▶ _WRITTEN PROBLEM_: Check every line of the data below for the string "Euer", and copy the ones that hold it.

▶ _EXERCISE DATA_:

- - - - - - -

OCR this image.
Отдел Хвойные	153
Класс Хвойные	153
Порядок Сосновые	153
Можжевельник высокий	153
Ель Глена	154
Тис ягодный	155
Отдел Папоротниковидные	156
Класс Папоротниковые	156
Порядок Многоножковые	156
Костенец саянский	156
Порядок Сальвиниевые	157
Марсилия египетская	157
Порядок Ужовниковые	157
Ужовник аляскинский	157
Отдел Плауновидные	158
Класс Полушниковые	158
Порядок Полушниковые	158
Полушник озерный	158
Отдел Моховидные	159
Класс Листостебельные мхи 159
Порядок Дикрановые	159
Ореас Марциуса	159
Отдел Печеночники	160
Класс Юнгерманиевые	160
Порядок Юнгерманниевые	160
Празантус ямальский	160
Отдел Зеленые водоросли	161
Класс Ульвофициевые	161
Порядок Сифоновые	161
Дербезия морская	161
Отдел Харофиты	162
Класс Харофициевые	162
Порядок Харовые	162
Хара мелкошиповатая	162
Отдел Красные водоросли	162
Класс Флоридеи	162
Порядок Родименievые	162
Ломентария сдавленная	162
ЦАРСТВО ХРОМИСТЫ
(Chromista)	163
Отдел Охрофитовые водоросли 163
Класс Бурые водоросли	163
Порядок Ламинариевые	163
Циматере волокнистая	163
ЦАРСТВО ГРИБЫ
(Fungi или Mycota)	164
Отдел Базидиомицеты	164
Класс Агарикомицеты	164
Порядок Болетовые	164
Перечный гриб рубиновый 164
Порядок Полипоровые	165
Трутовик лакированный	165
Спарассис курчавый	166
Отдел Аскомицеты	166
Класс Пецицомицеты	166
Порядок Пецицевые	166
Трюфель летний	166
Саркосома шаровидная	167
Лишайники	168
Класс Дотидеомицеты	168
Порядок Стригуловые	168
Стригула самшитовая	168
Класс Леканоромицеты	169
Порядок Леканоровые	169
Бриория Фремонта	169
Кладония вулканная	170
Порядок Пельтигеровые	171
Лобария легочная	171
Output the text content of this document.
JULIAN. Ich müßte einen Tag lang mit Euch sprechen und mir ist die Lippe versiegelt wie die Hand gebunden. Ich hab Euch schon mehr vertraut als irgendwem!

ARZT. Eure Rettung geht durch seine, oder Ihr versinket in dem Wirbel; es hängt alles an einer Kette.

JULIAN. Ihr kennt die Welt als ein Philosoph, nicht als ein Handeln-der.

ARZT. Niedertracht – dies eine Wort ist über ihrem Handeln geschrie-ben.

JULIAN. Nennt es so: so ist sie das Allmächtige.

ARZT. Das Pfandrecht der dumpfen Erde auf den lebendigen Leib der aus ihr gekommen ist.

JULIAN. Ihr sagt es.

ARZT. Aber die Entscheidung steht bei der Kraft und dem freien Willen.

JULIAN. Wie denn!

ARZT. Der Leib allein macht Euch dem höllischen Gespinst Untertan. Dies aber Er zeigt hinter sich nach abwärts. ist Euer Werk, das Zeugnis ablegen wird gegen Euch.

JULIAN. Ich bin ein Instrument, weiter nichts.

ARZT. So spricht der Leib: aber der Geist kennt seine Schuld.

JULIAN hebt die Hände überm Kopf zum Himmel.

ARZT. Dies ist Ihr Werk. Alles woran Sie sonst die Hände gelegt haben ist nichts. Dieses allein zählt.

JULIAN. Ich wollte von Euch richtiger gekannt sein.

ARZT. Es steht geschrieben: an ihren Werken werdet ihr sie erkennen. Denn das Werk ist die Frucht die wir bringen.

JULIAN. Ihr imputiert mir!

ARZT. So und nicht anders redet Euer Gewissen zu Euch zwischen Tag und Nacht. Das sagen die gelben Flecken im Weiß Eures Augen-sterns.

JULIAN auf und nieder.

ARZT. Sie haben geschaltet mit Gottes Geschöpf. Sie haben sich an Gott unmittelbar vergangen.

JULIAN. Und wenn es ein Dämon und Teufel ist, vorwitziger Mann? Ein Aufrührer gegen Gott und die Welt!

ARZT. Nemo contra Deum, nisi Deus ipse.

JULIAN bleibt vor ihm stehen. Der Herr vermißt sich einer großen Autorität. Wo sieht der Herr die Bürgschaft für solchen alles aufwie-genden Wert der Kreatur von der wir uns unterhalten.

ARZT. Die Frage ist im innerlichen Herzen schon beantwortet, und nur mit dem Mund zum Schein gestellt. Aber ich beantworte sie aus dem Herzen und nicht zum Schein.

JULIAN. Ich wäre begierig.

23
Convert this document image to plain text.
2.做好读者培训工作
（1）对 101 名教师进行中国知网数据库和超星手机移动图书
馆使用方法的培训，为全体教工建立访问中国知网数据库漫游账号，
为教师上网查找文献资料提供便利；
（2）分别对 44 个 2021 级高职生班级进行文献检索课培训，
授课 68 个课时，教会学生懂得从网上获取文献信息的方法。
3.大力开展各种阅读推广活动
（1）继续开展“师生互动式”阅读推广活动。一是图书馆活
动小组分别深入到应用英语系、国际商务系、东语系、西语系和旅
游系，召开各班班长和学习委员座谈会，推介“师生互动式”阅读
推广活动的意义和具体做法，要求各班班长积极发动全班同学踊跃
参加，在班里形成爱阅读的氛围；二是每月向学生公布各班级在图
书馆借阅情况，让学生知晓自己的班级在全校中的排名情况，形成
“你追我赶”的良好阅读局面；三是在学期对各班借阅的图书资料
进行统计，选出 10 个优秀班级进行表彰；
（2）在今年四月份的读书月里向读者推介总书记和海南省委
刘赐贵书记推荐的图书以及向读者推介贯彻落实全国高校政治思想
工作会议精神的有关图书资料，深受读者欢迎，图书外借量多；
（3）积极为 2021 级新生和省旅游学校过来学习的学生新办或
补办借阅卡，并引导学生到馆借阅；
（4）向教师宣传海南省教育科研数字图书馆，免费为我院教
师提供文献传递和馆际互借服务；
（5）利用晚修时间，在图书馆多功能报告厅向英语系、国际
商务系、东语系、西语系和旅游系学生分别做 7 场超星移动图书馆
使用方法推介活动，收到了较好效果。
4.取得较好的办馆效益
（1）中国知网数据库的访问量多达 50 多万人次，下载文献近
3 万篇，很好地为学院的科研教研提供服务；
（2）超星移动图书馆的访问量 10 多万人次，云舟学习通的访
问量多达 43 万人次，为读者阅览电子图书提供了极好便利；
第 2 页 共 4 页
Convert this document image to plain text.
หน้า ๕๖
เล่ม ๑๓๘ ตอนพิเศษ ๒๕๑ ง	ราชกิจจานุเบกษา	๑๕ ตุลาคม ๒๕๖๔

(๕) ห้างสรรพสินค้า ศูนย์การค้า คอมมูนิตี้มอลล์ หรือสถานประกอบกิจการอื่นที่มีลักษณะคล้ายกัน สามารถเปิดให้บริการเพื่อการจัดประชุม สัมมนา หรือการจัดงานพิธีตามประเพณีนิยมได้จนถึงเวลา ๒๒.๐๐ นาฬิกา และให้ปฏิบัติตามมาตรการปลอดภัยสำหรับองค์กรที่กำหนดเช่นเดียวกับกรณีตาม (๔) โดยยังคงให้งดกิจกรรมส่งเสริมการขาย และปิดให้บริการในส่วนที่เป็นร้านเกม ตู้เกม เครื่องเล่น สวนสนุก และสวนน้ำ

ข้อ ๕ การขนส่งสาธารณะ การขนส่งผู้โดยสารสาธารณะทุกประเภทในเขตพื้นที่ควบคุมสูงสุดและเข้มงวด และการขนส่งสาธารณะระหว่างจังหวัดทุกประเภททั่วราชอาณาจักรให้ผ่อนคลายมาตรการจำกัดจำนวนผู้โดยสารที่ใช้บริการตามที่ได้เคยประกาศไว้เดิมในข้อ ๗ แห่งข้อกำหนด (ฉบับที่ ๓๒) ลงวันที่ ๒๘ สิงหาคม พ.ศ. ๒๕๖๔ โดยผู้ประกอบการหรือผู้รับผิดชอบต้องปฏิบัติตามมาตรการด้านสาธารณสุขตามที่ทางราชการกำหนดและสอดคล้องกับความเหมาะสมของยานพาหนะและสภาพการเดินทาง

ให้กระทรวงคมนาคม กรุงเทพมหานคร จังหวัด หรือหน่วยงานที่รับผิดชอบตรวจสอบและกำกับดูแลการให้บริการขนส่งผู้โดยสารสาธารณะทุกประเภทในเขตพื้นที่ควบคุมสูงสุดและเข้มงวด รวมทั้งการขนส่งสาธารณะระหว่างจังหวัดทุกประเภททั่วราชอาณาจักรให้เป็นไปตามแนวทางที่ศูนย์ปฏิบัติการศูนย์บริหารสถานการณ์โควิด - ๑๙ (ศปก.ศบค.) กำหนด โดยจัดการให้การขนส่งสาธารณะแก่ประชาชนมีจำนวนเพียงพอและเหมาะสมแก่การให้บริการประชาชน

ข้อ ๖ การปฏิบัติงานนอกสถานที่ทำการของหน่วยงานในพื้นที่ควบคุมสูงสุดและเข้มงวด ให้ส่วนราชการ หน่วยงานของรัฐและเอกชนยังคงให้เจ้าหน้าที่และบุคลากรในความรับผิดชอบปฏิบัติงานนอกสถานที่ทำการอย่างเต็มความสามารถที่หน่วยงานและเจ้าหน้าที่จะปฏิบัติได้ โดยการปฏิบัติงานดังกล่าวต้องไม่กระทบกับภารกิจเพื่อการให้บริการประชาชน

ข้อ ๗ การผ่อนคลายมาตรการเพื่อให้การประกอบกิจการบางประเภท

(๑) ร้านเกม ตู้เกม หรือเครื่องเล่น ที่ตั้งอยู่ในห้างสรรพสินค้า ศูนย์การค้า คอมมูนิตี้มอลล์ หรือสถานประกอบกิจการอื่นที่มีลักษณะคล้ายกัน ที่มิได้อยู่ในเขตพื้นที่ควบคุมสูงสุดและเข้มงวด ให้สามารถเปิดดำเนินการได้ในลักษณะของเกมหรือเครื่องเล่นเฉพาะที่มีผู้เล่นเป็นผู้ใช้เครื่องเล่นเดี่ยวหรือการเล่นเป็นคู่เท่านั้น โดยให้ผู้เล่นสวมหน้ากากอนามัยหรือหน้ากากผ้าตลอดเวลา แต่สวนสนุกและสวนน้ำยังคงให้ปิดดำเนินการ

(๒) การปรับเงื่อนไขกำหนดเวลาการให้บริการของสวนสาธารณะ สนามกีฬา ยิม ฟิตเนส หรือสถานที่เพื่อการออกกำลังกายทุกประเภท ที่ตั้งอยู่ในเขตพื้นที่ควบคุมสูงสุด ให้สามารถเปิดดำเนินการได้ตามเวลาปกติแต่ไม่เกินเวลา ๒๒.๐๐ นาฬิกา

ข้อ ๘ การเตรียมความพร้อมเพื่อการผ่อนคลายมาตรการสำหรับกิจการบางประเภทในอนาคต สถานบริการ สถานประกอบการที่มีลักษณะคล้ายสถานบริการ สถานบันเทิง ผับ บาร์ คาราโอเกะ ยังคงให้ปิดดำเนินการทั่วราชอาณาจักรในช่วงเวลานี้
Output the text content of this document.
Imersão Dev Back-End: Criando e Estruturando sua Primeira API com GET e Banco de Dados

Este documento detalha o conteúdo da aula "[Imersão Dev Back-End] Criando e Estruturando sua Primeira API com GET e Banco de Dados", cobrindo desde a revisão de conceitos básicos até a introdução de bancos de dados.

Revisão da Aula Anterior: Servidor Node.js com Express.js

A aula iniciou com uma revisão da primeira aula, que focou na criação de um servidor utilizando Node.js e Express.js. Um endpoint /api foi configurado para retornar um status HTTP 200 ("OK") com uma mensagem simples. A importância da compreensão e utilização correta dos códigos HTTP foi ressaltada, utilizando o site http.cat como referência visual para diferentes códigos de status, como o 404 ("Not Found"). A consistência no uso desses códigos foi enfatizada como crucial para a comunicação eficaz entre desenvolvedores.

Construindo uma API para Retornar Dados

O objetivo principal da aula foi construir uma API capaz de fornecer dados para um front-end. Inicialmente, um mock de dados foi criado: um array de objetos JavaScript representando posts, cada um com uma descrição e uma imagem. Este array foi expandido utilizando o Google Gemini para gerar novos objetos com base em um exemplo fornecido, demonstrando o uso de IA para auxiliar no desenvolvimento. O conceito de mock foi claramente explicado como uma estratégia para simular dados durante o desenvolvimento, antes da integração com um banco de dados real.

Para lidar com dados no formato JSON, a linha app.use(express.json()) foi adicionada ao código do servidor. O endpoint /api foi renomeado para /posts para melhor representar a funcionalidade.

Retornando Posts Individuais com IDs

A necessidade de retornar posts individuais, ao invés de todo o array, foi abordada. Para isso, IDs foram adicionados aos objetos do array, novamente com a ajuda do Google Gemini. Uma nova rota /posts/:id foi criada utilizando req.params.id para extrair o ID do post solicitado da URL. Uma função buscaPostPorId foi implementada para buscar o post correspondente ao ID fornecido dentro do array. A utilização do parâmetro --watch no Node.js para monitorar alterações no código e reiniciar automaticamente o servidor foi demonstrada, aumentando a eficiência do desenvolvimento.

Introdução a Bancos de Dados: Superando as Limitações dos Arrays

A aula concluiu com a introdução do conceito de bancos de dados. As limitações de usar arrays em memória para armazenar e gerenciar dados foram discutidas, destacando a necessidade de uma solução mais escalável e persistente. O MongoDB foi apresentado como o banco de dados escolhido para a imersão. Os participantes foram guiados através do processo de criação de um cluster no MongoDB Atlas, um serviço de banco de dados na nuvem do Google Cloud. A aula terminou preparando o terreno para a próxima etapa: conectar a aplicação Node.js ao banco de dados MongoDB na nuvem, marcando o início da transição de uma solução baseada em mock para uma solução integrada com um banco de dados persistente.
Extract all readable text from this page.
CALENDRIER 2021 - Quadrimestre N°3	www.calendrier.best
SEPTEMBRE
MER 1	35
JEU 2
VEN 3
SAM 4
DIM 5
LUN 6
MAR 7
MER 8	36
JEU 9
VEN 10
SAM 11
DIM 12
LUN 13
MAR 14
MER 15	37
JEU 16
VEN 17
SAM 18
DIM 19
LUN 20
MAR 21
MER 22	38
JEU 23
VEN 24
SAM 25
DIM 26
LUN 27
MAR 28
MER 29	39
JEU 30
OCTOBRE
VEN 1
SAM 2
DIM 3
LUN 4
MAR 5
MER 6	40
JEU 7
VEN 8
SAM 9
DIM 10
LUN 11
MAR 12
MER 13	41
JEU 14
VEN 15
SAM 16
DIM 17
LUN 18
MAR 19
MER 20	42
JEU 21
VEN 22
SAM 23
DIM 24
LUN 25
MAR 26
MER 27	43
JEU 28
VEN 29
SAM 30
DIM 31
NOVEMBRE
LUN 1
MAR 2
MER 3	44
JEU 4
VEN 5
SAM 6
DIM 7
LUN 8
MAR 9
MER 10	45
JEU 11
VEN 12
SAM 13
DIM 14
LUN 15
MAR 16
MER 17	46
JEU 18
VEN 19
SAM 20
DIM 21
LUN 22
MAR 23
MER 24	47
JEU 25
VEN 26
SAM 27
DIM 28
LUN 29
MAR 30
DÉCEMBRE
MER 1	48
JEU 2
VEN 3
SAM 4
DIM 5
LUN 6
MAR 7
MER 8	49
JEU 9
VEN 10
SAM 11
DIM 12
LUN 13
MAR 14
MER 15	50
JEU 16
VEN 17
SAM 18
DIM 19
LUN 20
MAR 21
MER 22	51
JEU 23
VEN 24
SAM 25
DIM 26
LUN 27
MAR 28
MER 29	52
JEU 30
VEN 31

- - - - - - -

▶ _TASK OUTPUT_:
ARZT. Der Leib allein macht Euch dem höllischen Gespinst Untertan. Dies aber Er zeigt hinter sich nach abwärts. ist Euer Werk, das Zeugnis ablegen wird gegen Euch.
ARZT. So und nicht anders redet Euer Gewissen zu Euch zwischen Tag und Nacht. Das sagen die gelben Flecken im Weiß Eures Augen-sterns.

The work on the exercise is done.